[GOAL]: Decide whether each statement agrees with the news passage below about the aftermath of Ompong, answering yes or no and quoting the words from the passage that settle it. 1. The landslide in Kayapa town killed a father and his three children. 2. Marcos Highway was closed to all vehicles on Sunday. 3. Halsema Highway was closed because of a 150-meter erosion.

[DOCUMENT PASSAGE]:
######

In Nueva Vizcaya province, a landslide on Saturday killed a family of four at Barangay Banaw in Kayapa town.

The fatalities were a 36-year-old father and his three children—a 19-year-old son; a 2-year-old girl; and an 8-month-old child.

Roads closed

Halsema Highway, a major road network used to transport vegetables, was closed on Sunday due to a 50-meter erosion in Buguias town, Benguet province.

Bontoc-Banaue Road, which leads to Ifugao province, was also closed due to a 150-meter erosion near Mount Polis.

Also closed due to falling rocks was Kennon Road. Landslides also affected Marcos Highway, but it remained open to all vehicles on Sunday.

In Ilocos Norte province, 10,596 residents in two cities and 19 towns who were evacuated at the height of Ompong, returned home on Sunday.

Schools damaged

The Department of Education said many schools were damaged by Ompong’s winds. Initial damage was placed at P12.6 million.

People availed themselves of free calls and charging stations offered at outlets of two telecommunication companies and a private mobile telephone retailer in Ilocos Norte.

A private water company distributed free potable water to residents.

Classes in Ilocos Norte, Benguet and Abra remained canceled to allow clearing operations and repairs to continue.

######

[LISTED RECORDS]:
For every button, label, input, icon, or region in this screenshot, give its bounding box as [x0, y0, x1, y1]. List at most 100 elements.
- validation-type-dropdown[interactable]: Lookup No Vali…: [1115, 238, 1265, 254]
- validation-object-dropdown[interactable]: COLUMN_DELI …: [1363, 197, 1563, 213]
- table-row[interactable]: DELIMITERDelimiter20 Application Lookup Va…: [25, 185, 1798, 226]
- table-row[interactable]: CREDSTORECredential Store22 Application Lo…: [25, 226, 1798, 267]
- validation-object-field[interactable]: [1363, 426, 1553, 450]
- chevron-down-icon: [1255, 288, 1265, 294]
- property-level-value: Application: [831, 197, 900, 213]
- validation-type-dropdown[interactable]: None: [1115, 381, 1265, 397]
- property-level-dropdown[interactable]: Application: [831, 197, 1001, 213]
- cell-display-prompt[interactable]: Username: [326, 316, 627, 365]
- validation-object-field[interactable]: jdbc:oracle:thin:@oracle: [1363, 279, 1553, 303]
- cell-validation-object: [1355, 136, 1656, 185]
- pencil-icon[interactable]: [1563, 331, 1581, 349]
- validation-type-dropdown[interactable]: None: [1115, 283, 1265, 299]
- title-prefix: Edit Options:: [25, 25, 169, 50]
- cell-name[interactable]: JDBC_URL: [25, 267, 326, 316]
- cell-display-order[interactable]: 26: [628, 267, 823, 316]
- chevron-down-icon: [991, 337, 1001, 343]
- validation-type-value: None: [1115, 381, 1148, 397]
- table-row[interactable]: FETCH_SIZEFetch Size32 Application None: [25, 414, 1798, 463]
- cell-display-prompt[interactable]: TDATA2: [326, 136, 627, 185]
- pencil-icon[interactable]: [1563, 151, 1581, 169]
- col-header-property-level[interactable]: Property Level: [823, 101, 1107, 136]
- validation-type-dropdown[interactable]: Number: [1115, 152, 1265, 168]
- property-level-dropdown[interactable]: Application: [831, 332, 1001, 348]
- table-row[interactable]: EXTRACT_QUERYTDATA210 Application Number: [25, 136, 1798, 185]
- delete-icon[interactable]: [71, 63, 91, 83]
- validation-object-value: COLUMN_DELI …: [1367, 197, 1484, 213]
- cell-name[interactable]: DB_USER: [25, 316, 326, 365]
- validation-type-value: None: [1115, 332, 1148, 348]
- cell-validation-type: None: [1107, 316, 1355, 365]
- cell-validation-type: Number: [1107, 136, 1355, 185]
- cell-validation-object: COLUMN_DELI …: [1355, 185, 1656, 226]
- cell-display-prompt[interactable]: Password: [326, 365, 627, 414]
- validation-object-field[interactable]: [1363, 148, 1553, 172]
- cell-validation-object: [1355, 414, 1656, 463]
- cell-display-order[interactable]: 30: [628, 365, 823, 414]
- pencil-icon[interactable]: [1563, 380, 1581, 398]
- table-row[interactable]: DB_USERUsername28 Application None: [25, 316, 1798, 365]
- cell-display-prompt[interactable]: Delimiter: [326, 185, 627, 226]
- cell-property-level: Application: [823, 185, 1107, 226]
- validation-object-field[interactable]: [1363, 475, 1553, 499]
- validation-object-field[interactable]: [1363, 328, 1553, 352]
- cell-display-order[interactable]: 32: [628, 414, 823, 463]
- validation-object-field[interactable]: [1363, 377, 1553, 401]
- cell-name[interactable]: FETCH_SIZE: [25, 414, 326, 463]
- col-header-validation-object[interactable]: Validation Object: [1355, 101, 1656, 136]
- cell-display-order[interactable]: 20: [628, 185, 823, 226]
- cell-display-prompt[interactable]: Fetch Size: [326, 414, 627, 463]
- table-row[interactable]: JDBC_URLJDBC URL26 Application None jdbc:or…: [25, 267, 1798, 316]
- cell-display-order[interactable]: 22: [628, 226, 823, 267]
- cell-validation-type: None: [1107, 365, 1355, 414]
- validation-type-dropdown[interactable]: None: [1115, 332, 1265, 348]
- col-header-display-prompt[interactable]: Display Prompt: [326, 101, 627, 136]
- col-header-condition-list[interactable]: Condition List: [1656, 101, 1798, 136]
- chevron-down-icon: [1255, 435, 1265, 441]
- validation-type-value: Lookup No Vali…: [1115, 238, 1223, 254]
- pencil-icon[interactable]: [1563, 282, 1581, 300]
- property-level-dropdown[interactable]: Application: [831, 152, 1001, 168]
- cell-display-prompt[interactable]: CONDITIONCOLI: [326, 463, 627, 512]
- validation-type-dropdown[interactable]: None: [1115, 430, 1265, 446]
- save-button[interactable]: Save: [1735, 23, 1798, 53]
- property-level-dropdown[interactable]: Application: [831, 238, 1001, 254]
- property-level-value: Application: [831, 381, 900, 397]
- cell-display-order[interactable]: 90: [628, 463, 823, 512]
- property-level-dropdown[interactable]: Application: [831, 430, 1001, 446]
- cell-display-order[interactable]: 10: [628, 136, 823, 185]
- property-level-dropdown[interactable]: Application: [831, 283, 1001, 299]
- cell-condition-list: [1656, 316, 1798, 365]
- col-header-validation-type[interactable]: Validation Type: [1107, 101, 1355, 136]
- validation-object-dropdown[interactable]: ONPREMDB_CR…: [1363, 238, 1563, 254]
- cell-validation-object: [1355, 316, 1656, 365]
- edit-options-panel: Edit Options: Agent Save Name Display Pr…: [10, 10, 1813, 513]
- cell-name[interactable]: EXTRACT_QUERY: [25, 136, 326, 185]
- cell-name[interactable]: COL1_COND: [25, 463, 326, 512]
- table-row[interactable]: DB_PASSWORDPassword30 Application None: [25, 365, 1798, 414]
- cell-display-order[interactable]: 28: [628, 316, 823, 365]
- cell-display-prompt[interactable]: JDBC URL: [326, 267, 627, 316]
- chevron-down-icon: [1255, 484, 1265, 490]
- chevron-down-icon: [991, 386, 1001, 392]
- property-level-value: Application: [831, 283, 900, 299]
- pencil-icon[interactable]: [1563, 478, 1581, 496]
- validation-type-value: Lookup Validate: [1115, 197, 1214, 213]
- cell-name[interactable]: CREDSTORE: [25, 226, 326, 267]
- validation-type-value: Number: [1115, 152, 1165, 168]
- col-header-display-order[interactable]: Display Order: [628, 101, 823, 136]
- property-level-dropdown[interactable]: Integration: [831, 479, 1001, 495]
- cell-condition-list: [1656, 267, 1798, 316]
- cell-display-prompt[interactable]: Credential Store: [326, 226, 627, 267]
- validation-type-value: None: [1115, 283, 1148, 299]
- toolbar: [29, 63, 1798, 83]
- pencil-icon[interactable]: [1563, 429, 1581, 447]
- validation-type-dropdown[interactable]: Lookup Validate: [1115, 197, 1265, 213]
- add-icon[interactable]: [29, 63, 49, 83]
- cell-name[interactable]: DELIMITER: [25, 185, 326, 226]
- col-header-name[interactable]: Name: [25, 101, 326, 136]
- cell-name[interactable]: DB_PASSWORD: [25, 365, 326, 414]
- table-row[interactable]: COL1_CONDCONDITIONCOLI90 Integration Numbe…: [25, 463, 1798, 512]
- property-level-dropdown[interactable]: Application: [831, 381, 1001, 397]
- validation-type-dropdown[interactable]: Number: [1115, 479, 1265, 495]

######

[SOLUTION TO THIS PROBLEM]:
1. Yes: "a 36-year-old father and his three children"
2. No: "it remained open to all vehicles on Sunday"
3. No: "closed on Sunday due to a 50-meter erosion in Buguias town"